# [REQUIRED TASK]
The listing below must be repeated word for word, with its images excluded.

─── INFORMATION SUPPLIED ───

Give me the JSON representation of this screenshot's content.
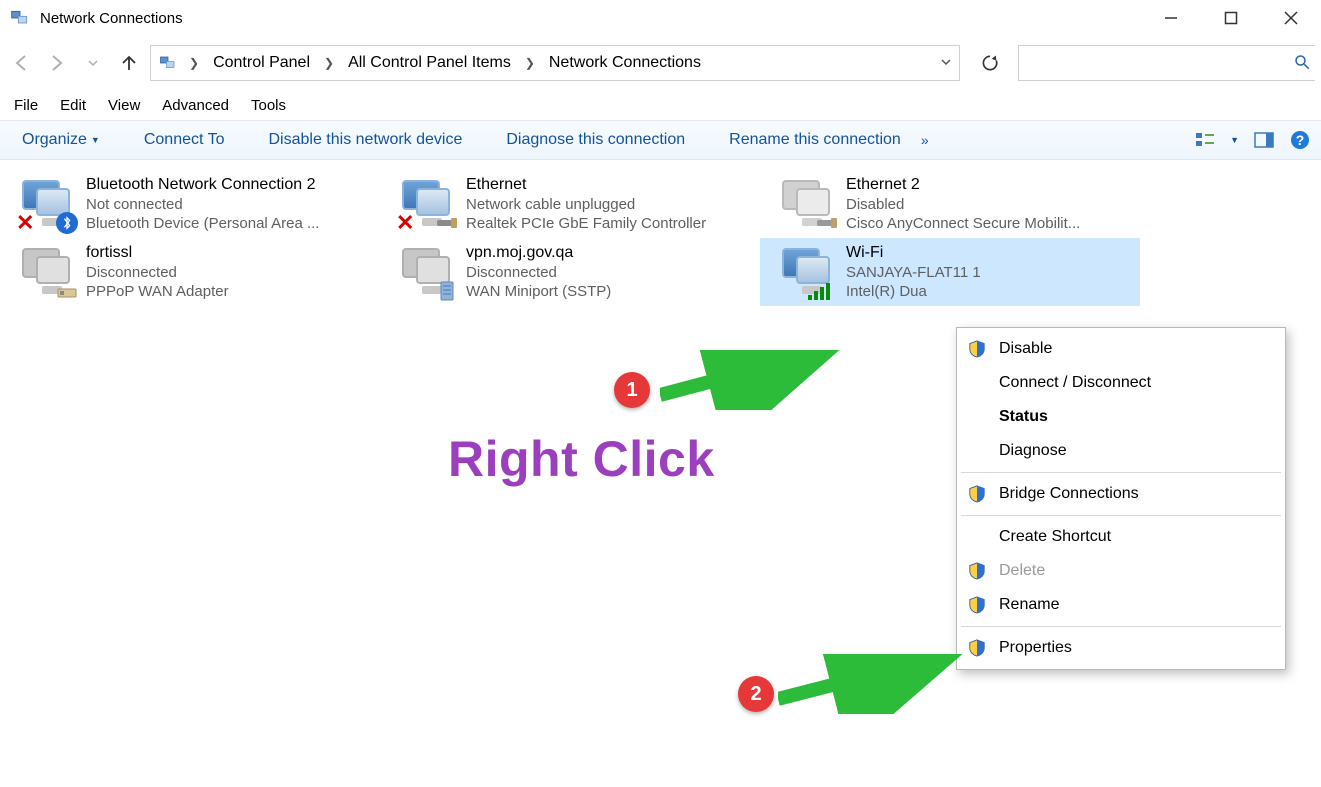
{
  "window": {
    "title": "Network Connections"
  },
  "breadcrumbs": [
    "Control Panel",
    "All Control Panel Items",
    "Network Connections"
  ],
  "menubar": [
    "File",
    "Edit",
    "View",
    "Advanced",
    "Tools"
  ],
  "toolbar": {
    "organize": "Organize",
    "connect_to": "Connect To",
    "disable_device": "Disable this network device",
    "diagnose": "Diagnose this connection",
    "rename": "Rename this connection"
  },
  "search": {
    "placeholder": ""
  },
  "connections": [
    {
      "name": "Bluetooth Network Connection 2",
      "status": "Not connected",
      "device": "Bluetooth Device (Personal Area ...",
      "overlay": "bluetooth",
      "error": true
    },
    {
      "name": "Ethernet",
      "status": "Network cable unplugged",
      "device": "Realtek PCIe GbE Family Controller",
      "overlay": "cable",
      "error": true
    },
    {
      "name": "Ethernet 2",
      "status": "Disabled",
      "device": "Cisco AnyConnect Secure Mobilit...",
      "overlay": "cable",
      "error": false
    },
    {
      "name": "fortissl",
      "status": "Disconnected",
      "device": "PPPoP WAN Adapter",
      "overlay": "modem",
      "error": false
    },
    {
      "name": "vpn.moj.gov.qa",
      "status": "Disconnected",
      "device": "WAN Miniport (SSTP)",
      "overlay": "server",
      "error": false
    },
    {
      "name": "Wi-Fi",
      "status": "SANJAYA-FLAT11 1",
      "device": "Intel(R) Dua",
      "overlay": "wifi",
      "error": false,
      "selected": true
    }
  ],
  "context_menu": {
    "disable": "Disable",
    "connect_disconnect": "Connect / Disconnect",
    "status": "Status",
    "diagnose": "Diagnose",
    "bridge": "Bridge Connections",
    "create_shortcut": "Create Shortcut",
    "delete": "Delete",
    "rename": "Rename",
    "properties": "Properties"
  },
  "annotation": {
    "text": "Right Click",
    "badge1": "1",
    "badge2": "2"
  }
}
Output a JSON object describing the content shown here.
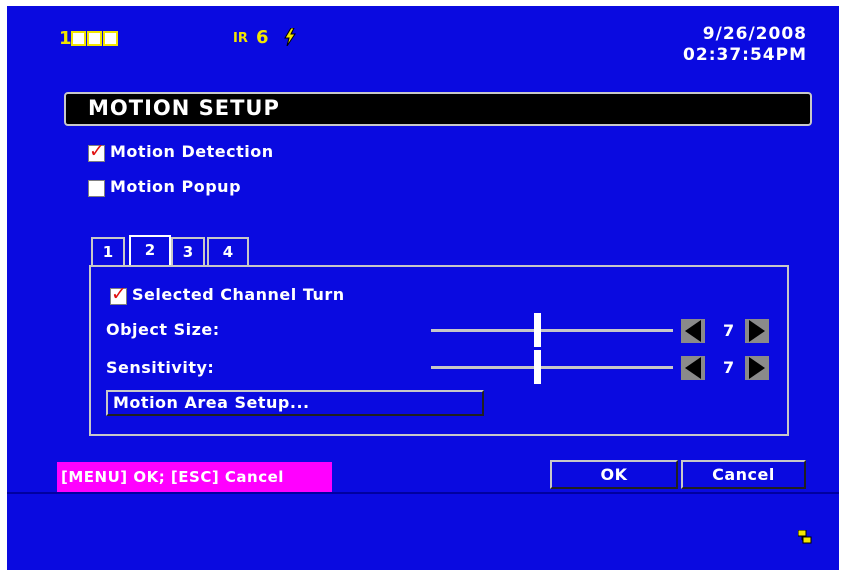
{
  "status_bar": {
    "channel_number": "1",
    "ir_label": "IR",
    "ir_value": "6",
    "date": "9/26/2008",
    "time": "02:37:54PM"
  },
  "dialog": {
    "title": "MOTION SETUP",
    "motion_detection": {
      "label": "Motion Detection",
      "checked": true
    },
    "motion_popup": {
      "label": "Motion Popup",
      "checked": false
    },
    "tabs": [
      "1",
      "2",
      "3",
      "4"
    ],
    "active_tab": "2",
    "panel": {
      "selected_channel_turn": {
        "label": "Selected Channel Turn",
        "checked": true
      },
      "object_size": {
        "label": "Object Size:",
        "value": "7",
        "level_fraction": 0.44
      },
      "sensitivity": {
        "label": "Sensitivity:",
        "value": "7",
        "level_fraction": 0.44
      },
      "motion_area_button": "Motion Area Setup..."
    },
    "hint": "[MENU] OK; [ESC] Cancel",
    "ok_label": "OK",
    "cancel_label": "Cancel"
  },
  "colors": {
    "background": "#0a0ae0",
    "highlight_text": "#f2e600",
    "hint_background": "#ff00ff",
    "check_mark": "#e01010"
  },
  "icons": [
    "flash-icon",
    "network-icon",
    "left-arrow-icon",
    "right-arrow-icon"
  ]
}
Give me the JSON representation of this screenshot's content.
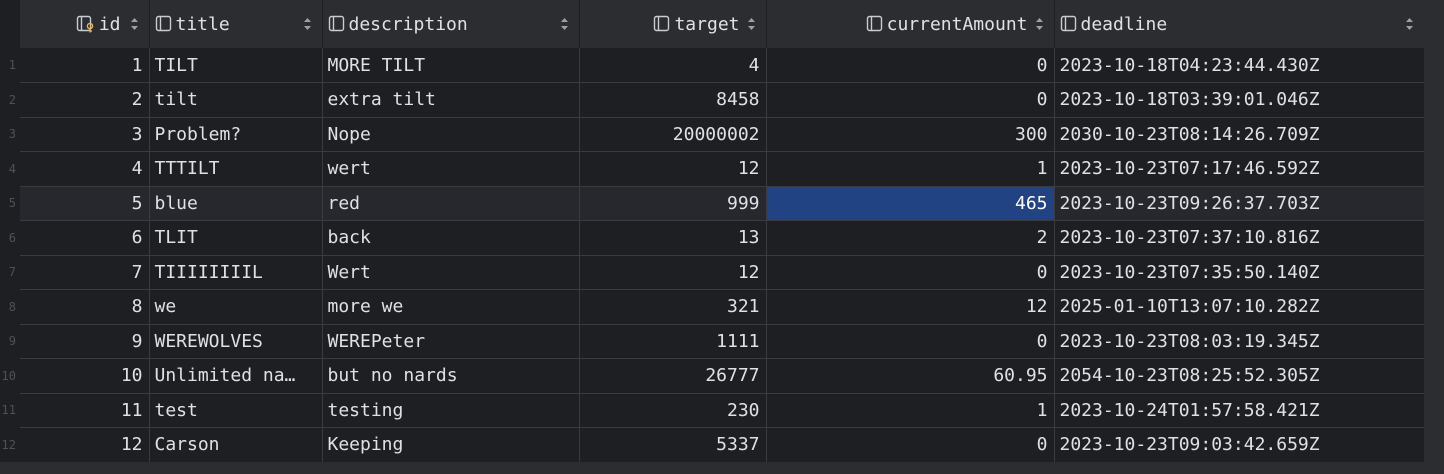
{
  "columns": [
    {
      "key": "id",
      "label": "id",
      "icon": "primary-key-column-icon"
    },
    {
      "key": "title",
      "label": "title",
      "icon": "column-icon"
    },
    {
      "key": "description",
      "label": "description",
      "icon": "column-icon"
    },
    {
      "key": "target",
      "label": "target",
      "icon": "column-icon"
    },
    {
      "key": "currentAmount",
      "label": "currentAmount",
      "icon": "column-icon"
    },
    {
      "key": "deadline",
      "label": "deadline",
      "icon": "column-icon"
    }
  ],
  "row_numbers": [
    "1",
    "2",
    "3",
    "4",
    "5",
    "6",
    "7",
    "8",
    "9",
    "10",
    "11",
    "12"
  ],
  "rows": [
    {
      "id": "1",
      "title": "TILT",
      "description": "MORE TILT",
      "target": "4",
      "currentAmount": "0",
      "deadline": "2023-10-18T04:23:44.430Z"
    },
    {
      "id": "2",
      "title": "tilt",
      "description": "extra tilt",
      "target": "8458",
      "currentAmount": "0",
      "deadline": "2023-10-18T03:39:01.046Z"
    },
    {
      "id": "3",
      "title": "Problem?",
      "description": "Nope",
      "target": "20000002",
      "currentAmount": "300",
      "deadline": "2030-10-23T08:14:26.709Z"
    },
    {
      "id": "4",
      "title": "TTTILT",
      "description": "wert",
      "target": "12",
      "currentAmount": "1",
      "deadline": "2023-10-23T07:17:46.592Z"
    },
    {
      "id": "5",
      "title": "blue",
      "description": "red",
      "target": "999",
      "currentAmount": "465",
      "deadline": "2023-10-23T09:26:37.703Z"
    },
    {
      "id": "6",
      "title": "TLIT",
      "description": "back",
      "target": "13",
      "currentAmount": "2",
      "deadline": "2023-10-23T07:37:10.816Z"
    },
    {
      "id": "7",
      "title": "TIIIIIIIIL",
      "description": "Wert",
      "target": "12",
      "currentAmount": "0",
      "deadline": "2023-10-23T07:35:50.140Z"
    },
    {
      "id": "8",
      "title": "we",
      "description": "more we",
      "target": "321",
      "currentAmount": "12",
      "deadline": "2025-01-10T13:07:10.282Z"
    },
    {
      "id": "9",
      "title": "WEREWOLVES",
      "description": "WEREPeter",
      "target": "1111",
      "currentAmount": "0",
      "deadline": "2023-10-23T08:03:19.345Z"
    },
    {
      "id": "10",
      "title": "Unlimited na…",
      "description": "but no nards",
      "target": "26777",
      "currentAmount": "60.95",
      "deadline": "2054-10-23T08:25:52.305Z"
    },
    {
      "id": "11",
      "title": "test",
      "description": "testing",
      "target": "230",
      "currentAmount": "1",
      "deadline": "2023-10-24T01:57:58.421Z"
    },
    {
      "id": "12",
      "title": "Carson",
      "description": "Keeping",
      "target": "5337",
      "currentAmount": "0",
      "deadline": "2023-10-23T09:03:42.659Z"
    }
  ],
  "selection": {
    "row": 5,
    "column": "currentAmount"
  },
  "colors": {
    "background": "#1e1f22",
    "header": "#2b2d30",
    "text": "#dfe1e5",
    "selected_cell": "#214283",
    "selected_row": "#26282e",
    "primary_key_accent": "#e8b64d"
  }
}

───

# [EXERCISE SOLUTION]
Give me the JSON representation of this screenshot's content.
{
  "window": {
    "title": "Network Connections"
  },
  "breadcrumbs": [
    "Control Panel",
    "All Control Panel Items",
    "Network Connections"
  ],
  "menubar": [
    "File",
    "Edit",
    "View",
    "Advanced",
    "Tools"
  ],
  "toolbar": {
    "organize": "Organize",
    "connect_to": "Connect To",
    "disable_device": "Disable this network device",
    "diagnose": "Diagnose this connection",
    "rename": "Rename this connection"
  },
  "search": {
    "placeholder": ""
  },
  "connections": [
    {
      "name": "Bluetooth Network Connection 2",
      "status": "Not connected",
      "device": "Bluetooth Device (Personal Area ...",
      "overlay": "bluetooth",
      "error": true
    },
    {
      "name": "Ethernet",
      "status": "Network cable unplugged",
      "device": "Realtek PCIe GbE Family Controller",
      "overlay": "cable",
      "error": true
    },
    {
      "name": "Ethernet 2",
      "status": "Disabled",
      "device": "Cisco AnyConnect Secure Mobilit...",
      "overlay": "cable",
      "error": false
    },
    {
      "name": "fortissl",
      "status": "Disconnected",
      "device": "PPPoP WAN Adapter",
      "overlay": "modem",
      "error": false
    },
    {
      "name": "vpn.moj.gov.qa",
      "status": "Disconnected",
      "device": "WAN Miniport (SSTP)",
      "overlay": "server",
      "error": false
    },
    {
      "name": "Wi-Fi",
      "status": "SANJAYA-FLAT11 1",
      "device": "Intel(R) Dua",
      "overlay": "wifi",
      "error": false,
      "selected": true
    }
  ],
  "context_menu": {
    "disable": "Disable",
    "connect_disconnect": "Connect / Disconnect",
    "status": "Status",
    "diagnose": "Diagnose",
    "bridge": "Bridge Connections",
    "create_shortcut": "Create Shortcut",
    "delete": "Delete",
    "rename": "Rename",
    "properties": "Properties"
  },
  "annotation": {
    "text": "Right Click",
    "badge1": "1",
    "badge2": "2"
  }
}
Output a JSON object describing the content shown here.
{
  "status_bar": {
    "channel_number": "1",
    "ir_label": "IR",
    "ir_value": "6",
    "date": "9/26/2008",
    "time": "02:37:54PM"
  },
  "dialog": {
    "title": "MOTION SETUP",
    "motion_detection": {
      "label": "Motion Detection",
      "checked": true
    },
    "motion_popup": {
      "label": "Motion Popup",
      "checked": false
    },
    "tabs": [
      "1",
      "2",
      "3",
      "4"
    ],
    "active_tab": "2",
    "panel": {
      "selected_channel_turn": {
        "label": "Selected Channel Turn",
        "checked": true
      },
      "object_size": {
        "label": "Object Size:",
        "value": "7",
        "level_fraction": 0.44
      },
      "sensitivity": {
        "label": "Sensitivity:",
        "value": "7",
        "level_fraction": 0.44
      },
      "motion_area_button": "Motion Area Setup..."
    },
    "hint": "[MENU] OK; [ESC] Cancel",
    "ok_label": "OK",
    "cancel_label": "Cancel"
  },
  "colors": {
    "background": "#0a0ae0",
    "highlight_text": "#f2e600",
    "hint_background": "#ff00ff",
    "check_mark": "#e01010"
  },
  "icons": [
    "flash-icon",
    "network-icon",
    "left-arrow-icon",
    "right-arrow-icon"
  ]
}
Give me the JSON representation of this screenshot's content.
{
  "columns": [
    {
      "key": "id",
      "label": "id",
      "icon": "primary-key-column-icon"
    },
    {
      "key": "title",
      "label": "title",
      "icon": "column-icon"
    },
    {
      "key": "description",
      "label": "description",
      "icon": "column-icon"
    },
    {
      "key": "target",
      "label": "target",
      "icon": "column-icon"
    },
    {
      "key": "currentAmount",
      "label": "currentAmount",
      "icon": "column-icon"
    },
    {
      "key": "deadline",
      "label": "deadline",
      "icon": "column-icon"
    }
  ],
  "row_numbers": [
    "1",
    "2",
    "3",
    "4",
    "5",
    "6",
    "7",
    "8",
    "9",
    "10",
    "11",
    "12"
  ],
  "rows": [
    {
      "id": "1",
      "title": "TILT",
      "description": "MORE TILT",
      "target": "4",
      "currentAmount": "0",
      "deadline": "2023-10-18T04:23:44.430Z"
    },
    {
      "id": "2",
      "title": "tilt",
      "description": "extra tilt",
      "target": "8458",
      "currentAmount": "0",
      "deadline": "2023-10-18T03:39:01.046Z"
    },
    {
      "id": "3",
      "title": "Problem?",
      "description": "Nope",
      "target": "20000002",
      "currentAmount": "300",
      "deadline": "2030-10-23T08:14:26.709Z"
    },
    {
      "id": "4",
      "title": "TTTILT",
      "description": "wert",
      "target": "12",
      "currentAmount": "1",
      "deadline": "2023-10-23T07:17:46.592Z"
    },
    {
      "id": "5",
      "title": "blue",
      "description": "red",
      "target": "999",
      "currentAmount": "465",
      "deadline": "2023-10-23T09:26:37.703Z"
    },
    {
      "id": "6",
      "title": "TLIT",
      "description": "back",
      "target": "13",
      "currentAmount": "2",
      "deadline": "2023-10-23T07:37:10.816Z"
    },
    {
      "id": "7",
      "title": "TIIIIIIIIL",
      "description": "Wert",
      "target": "12",
      "currentAmount": "0",
      "deadline": "2023-10-23T07:35:50.140Z"
    },
    {
      "id": "8",
      "title": "we",
      "description": "more we",
      "target": "321",
      "currentAmount": "12",
      "deadline": "2025-01-10T13:07:10.282Z"
    },
    {
      "id": "9",
      "title": "WEREWOLVES",
      "description": "WEREPeter",
      "target": "1111",
      "currentAmount": "0",
      "deadline": "2023-10-23T08:03:19.345Z"
    },
    {
      "id": "10",
      "title": "Unlimited na…",
      "description": "but no nards",
      "target": "26777",
      "currentAmount": "60.95",
      "deadline": "2054-10-23T08:25:52.305Z"
    },
    {
      "id": "11",
      "title": "test",
      "description": "testing",
      "target": "230",
      "currentAmount": "1",
      "deadline": "2023-10-24T01:57:58.421Z"
    },
    {
      "id": "12",
      "title": "Carson",
      "description": "Keeping",
      "target": "5337",
      "currentAmount": "0",
      "deadline": "2023-10-23T09:03:42.659Z"
    }
  ],
  "selection": {
    "row": 5,
    "column": "currentAmount"
  },
  "colors": {
    "background": "#1e1f22",
    "header": "#2b2d30",
    "text": "#dfe1e5",
    "selected_cell": "#214283",
    "selected_row": "#26282e",
    "primary_key_accent": "#e8b64d"
  }
}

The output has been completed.